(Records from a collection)
━━━━━━━━

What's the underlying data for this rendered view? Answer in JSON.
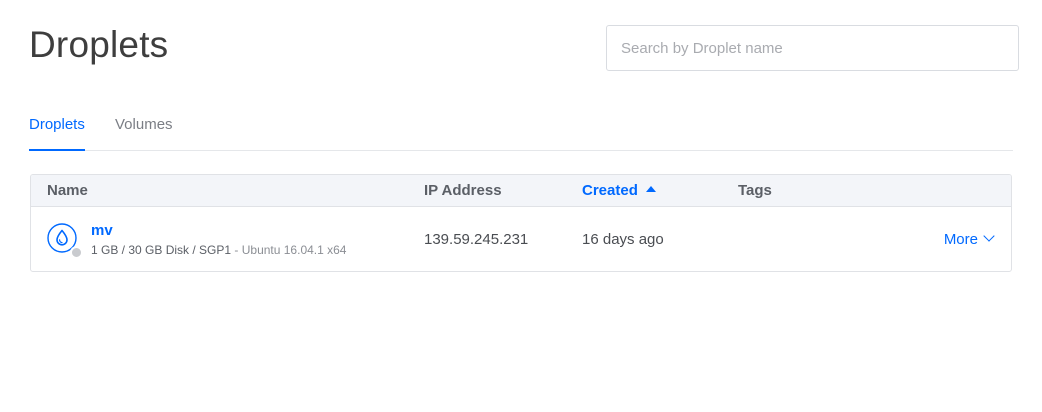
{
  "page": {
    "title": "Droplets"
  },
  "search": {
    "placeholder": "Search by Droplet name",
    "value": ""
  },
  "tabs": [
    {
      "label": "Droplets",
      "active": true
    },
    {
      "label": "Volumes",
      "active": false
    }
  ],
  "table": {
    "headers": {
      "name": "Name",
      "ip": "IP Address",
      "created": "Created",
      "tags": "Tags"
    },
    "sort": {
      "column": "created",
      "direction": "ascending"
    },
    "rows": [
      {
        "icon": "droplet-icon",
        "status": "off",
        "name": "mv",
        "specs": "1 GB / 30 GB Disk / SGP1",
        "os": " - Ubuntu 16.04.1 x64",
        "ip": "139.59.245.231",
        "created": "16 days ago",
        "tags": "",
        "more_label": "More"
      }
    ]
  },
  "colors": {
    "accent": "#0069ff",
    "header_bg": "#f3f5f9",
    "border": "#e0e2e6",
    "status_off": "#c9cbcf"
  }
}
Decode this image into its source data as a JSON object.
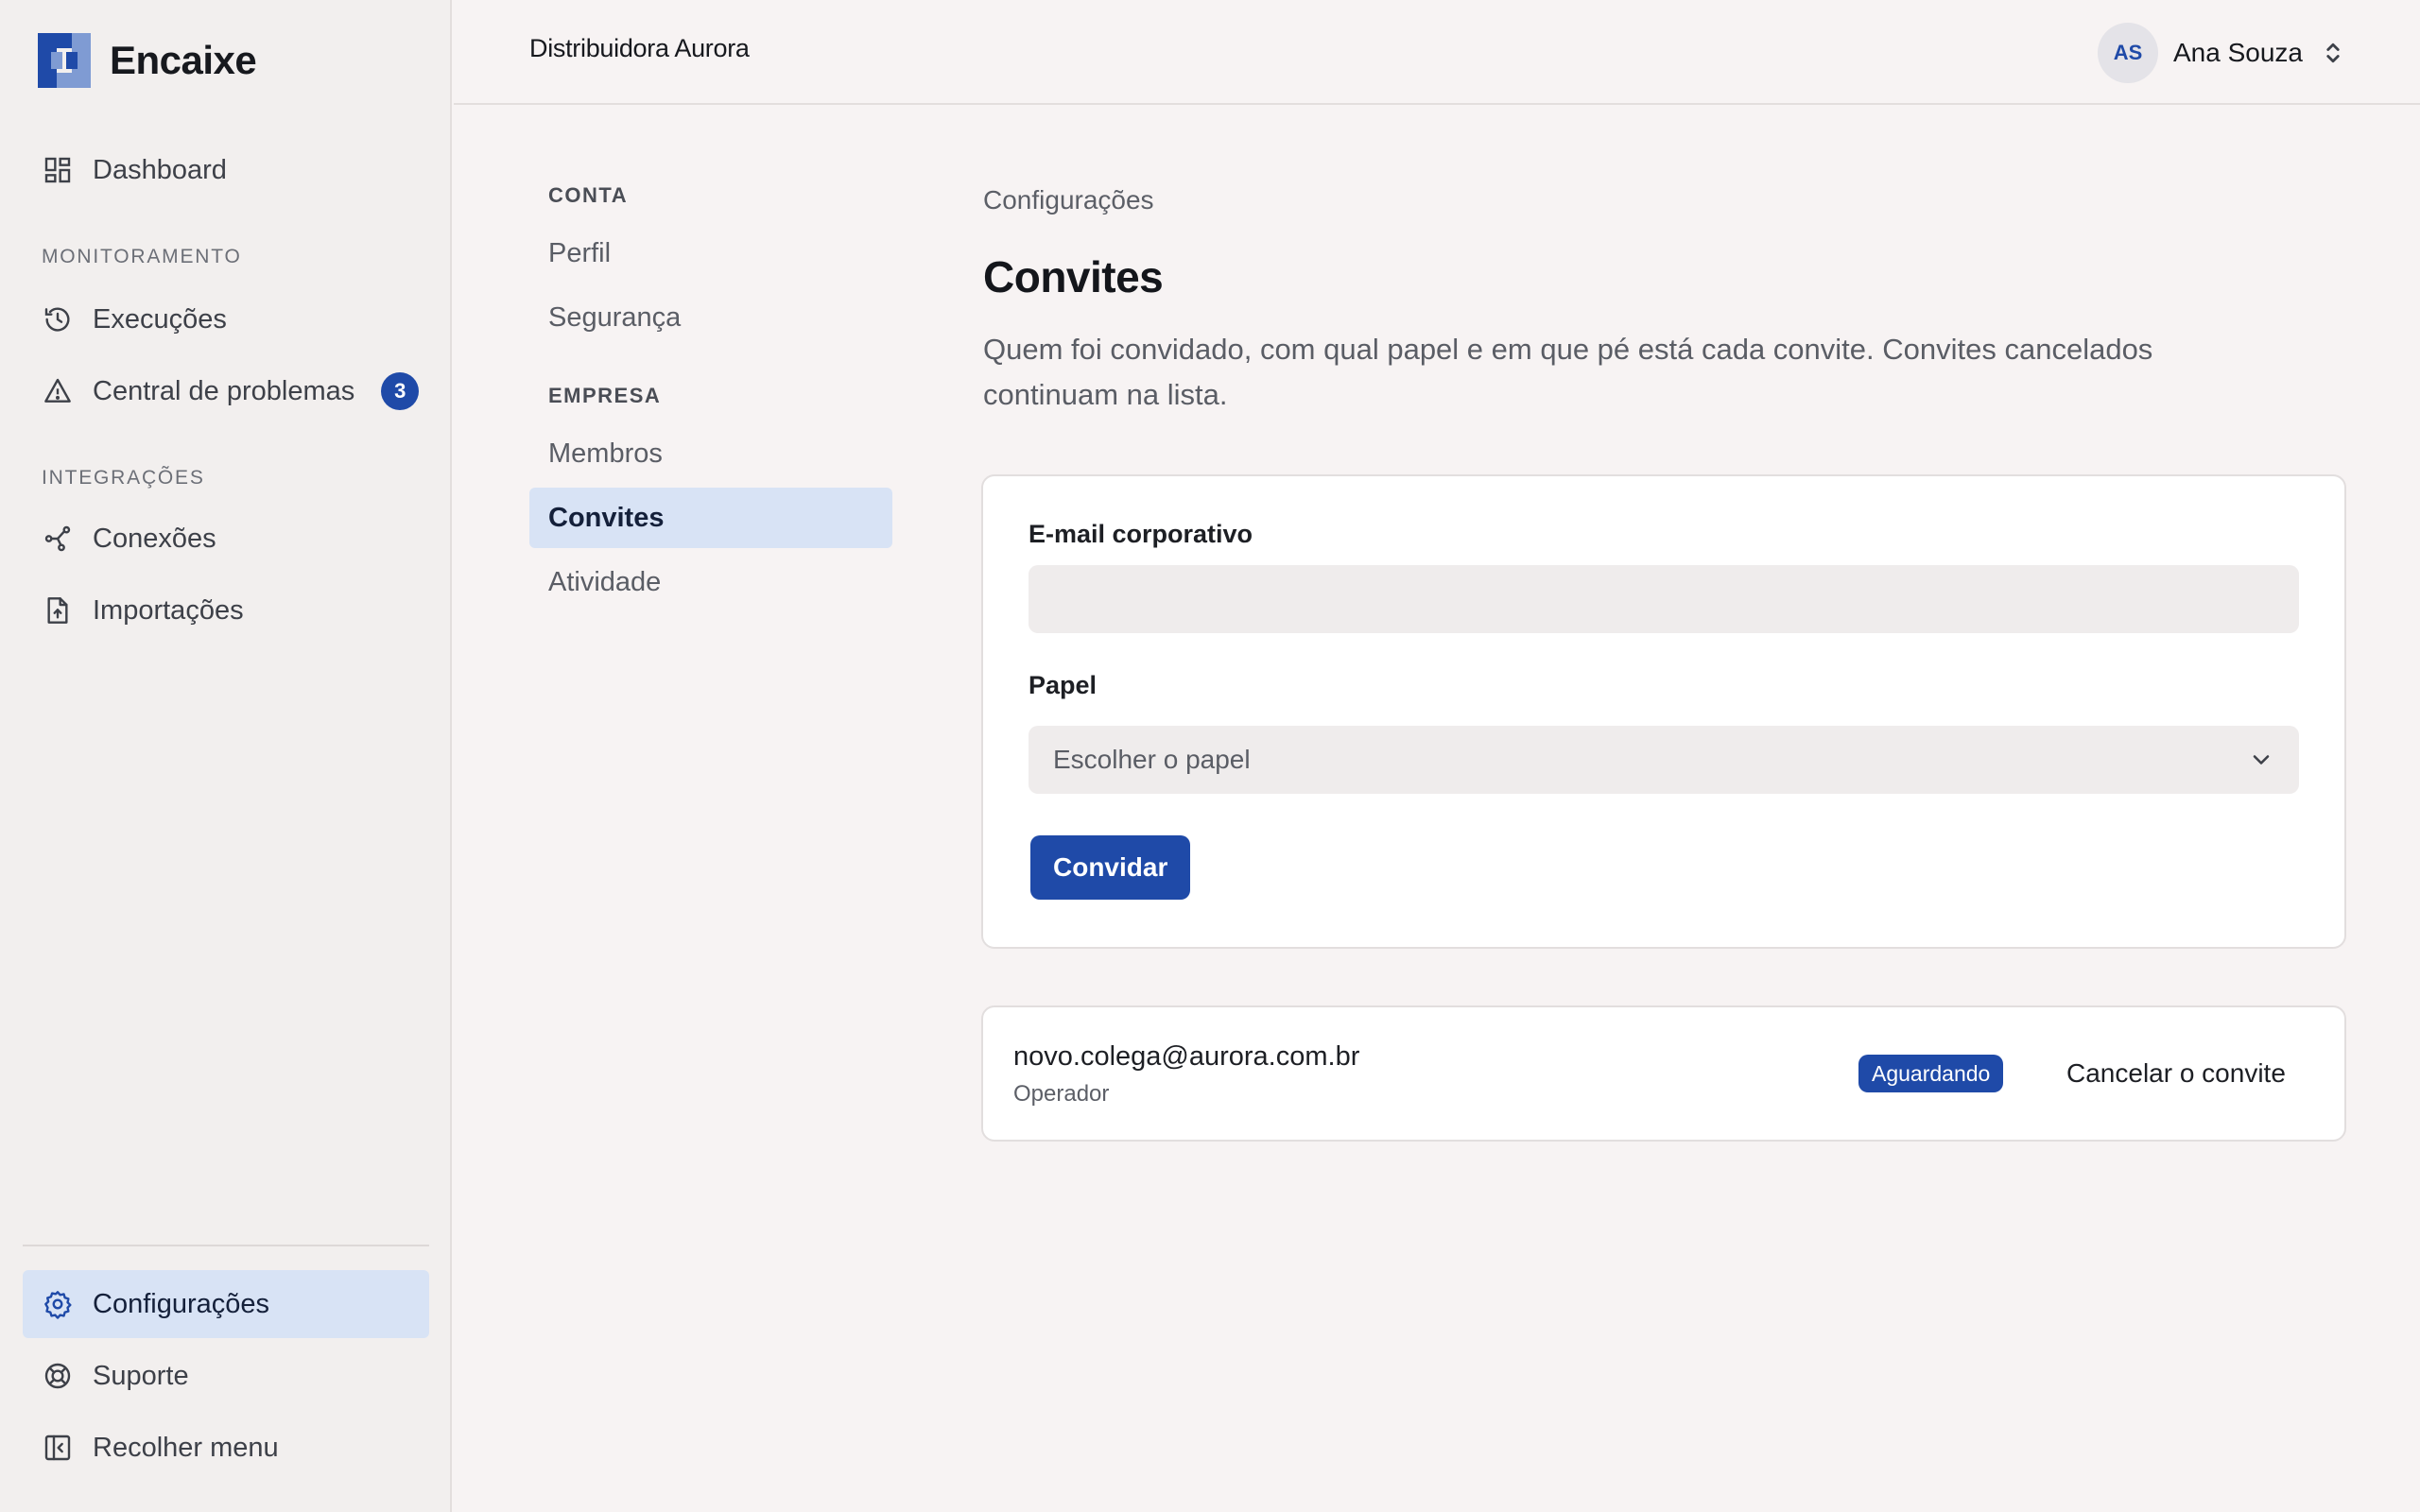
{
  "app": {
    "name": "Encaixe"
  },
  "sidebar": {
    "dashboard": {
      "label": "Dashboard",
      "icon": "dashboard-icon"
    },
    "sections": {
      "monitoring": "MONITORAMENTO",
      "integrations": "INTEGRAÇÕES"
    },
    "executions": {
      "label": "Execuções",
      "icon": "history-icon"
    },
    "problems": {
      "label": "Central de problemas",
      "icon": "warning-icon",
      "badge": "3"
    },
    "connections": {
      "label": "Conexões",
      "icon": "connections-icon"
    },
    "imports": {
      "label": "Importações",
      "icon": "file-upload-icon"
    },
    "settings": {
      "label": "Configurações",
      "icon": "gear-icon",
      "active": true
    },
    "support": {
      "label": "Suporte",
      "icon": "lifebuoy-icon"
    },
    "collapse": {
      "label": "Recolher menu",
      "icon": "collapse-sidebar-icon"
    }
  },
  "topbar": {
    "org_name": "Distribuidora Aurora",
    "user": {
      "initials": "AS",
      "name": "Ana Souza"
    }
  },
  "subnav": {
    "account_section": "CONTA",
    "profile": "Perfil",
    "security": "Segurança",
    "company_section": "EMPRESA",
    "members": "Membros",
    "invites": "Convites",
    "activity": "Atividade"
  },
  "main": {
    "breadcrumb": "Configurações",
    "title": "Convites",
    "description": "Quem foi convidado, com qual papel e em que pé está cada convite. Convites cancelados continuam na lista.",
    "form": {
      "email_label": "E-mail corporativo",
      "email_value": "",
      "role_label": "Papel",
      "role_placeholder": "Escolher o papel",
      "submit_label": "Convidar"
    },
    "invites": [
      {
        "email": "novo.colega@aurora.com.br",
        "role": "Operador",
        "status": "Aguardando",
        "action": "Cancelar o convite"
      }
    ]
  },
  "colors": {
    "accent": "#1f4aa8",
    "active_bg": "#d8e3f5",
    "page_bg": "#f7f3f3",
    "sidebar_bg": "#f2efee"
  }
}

━━━━━━━━

Identify how many lines in the entries above include the string "created", then state that number alone.

> **THE ANSWER**
3